WHAT YOU HAVE TO DO
Copy out all the entries exactly.

SUPPLIED ENTRIES
—————
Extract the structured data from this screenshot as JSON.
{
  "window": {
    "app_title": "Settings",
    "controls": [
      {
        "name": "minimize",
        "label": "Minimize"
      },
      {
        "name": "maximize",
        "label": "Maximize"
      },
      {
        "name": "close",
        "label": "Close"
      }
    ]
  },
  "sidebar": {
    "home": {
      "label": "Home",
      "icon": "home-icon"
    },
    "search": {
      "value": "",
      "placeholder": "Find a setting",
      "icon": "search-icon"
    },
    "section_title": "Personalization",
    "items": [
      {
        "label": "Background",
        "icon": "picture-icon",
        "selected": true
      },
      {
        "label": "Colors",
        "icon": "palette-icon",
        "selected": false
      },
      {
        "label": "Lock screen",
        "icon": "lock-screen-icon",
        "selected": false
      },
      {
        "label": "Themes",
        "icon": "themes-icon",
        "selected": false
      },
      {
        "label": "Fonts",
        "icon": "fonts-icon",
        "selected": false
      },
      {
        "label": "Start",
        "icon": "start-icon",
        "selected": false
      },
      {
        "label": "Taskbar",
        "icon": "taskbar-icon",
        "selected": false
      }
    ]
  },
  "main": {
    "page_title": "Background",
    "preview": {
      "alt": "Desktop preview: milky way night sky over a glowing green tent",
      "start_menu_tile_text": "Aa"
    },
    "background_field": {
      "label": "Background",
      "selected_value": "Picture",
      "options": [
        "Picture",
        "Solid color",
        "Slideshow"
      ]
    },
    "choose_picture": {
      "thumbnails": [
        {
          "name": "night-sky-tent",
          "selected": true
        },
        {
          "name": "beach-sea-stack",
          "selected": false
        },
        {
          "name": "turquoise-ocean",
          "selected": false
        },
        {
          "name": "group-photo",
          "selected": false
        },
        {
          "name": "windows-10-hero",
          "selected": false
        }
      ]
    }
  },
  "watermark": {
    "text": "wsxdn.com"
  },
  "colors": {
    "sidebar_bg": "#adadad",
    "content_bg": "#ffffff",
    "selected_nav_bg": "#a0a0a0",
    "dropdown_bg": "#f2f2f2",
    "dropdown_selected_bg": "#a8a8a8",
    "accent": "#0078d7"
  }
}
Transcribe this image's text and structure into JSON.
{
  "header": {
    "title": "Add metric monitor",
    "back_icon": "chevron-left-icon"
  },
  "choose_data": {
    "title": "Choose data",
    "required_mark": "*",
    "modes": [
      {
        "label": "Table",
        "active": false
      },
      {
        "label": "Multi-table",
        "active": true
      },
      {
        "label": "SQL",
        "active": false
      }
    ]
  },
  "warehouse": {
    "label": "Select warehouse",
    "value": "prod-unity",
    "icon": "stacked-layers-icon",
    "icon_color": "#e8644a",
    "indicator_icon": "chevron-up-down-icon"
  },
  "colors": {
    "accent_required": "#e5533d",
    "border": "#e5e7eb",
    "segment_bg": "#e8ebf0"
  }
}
—————
RESULT OF THE EXERCISE
Extract the structured data from this screenshot as JSON.
{
  "window": {
    "app_title": "Settings",
    "controls": [
      {
        "name": "minimize",
        "label": "Minimize"
      },
      {
        "name": "maximize",
        "label": "Maximize"
      },
      {
        "name": "close",
        "label": "Close"
      }
    ]
  },
  "sidebar": {
    "home": {
      "label": "Home",
      "icon": "home-icon"
    },
    "search": {
      "value": "",
      "placeholder": "Find a setting",
      "icon": "search-icon"
    },
    "section_title": "Personalization",
    "items": [
      {
        "label": "Background",
        "icon": "picture-icon",
        "selected": true
      },
      {
        "label": "Colors",
        "icon": "palette-icon",
        "selected": false
      },
      {
        "label": "Lock screen",
        "icon": "lock-screen-icon",
        "selected": false
      },
      {
        "label": "Themes",
        "icon": "themes-icon",
        "selected": false
      },
      {
        "label": "Fonts",
        "icon": "fonts-icon",
        "selected": false
      },
      {
        "label": "Start",
        "icon": "start-icon",
        "selected": false
      },
      {
        "label": "Taskbar",
        "icon": "taskbar-icon",
        "selected": false
      }
    ]
  },
  "main": {
    "page_title": "Background",
    "preview": {
      "alt": "Desktop preview: milky way night sky over a glowing green tent",
      "start_menu_tile_text": "Aa"
    },
    "background_field": {
      "label": "Background",
      "selected_value": "Picture",
      "options": [
        "Picture",
        "Solid color",
        "Slideshow"
      ]
    },
    "choose_picture": {
      "thumbnails": [
        {
          "name": "night-sky-tent",
          "selected": true
        },
        {
          "name": "beach-sea-stack",
          "selected": false
        },
        {
          "name": "turquoise-ocean",
          "selected": false
        },
        {
          "name": "group-photo",
          "selected": false
        },
        {
          "name": "windows-10-hero",
          "selected": false
        }
      ]
    }
  },
  "watermark": {
    "text": "wsxdn.com"
  },
  "colors": {
    "sidebar_bg": "#adadad",
    "content_bg": "#ffffff",
    "selected_nav_bg": "#a0a0a0",
    "dropdown_bg": "#f2f2f2",
    "dropdown_selected_bg": "#a8a8a8",
    "accent": "#0078d7"
  }
}
Transcribe this image's text and structure into JSON.
{
  "header": {
    "title": "Add metric monitor",
    "back_icon": "chevron-left-icon"
  },
  "choose_data": {
    "title": "Choose data",
    "required_mark": "*",
    "modes": [
      {
        "label": "Table",
        "active": false
      },
      {
        "label": "Multi-table",
        "active": true
      },
      {
        "label": "SQL",
        "active": false
      }
    ]
  },
  "warehouse": {
    "label": "Select warehouse",
    "value": "prod-unity",
    "icon": "stacked-layers-icon",
    "icon_color": "#e8644a",
    "indicator_icon": "chevron-up-down-icon"
  },
  "colors": {
    "accent_required": "#e5533d",
    "border": "#e5e7eb",
    "segment_bg": "#e8ebf0"
  }
}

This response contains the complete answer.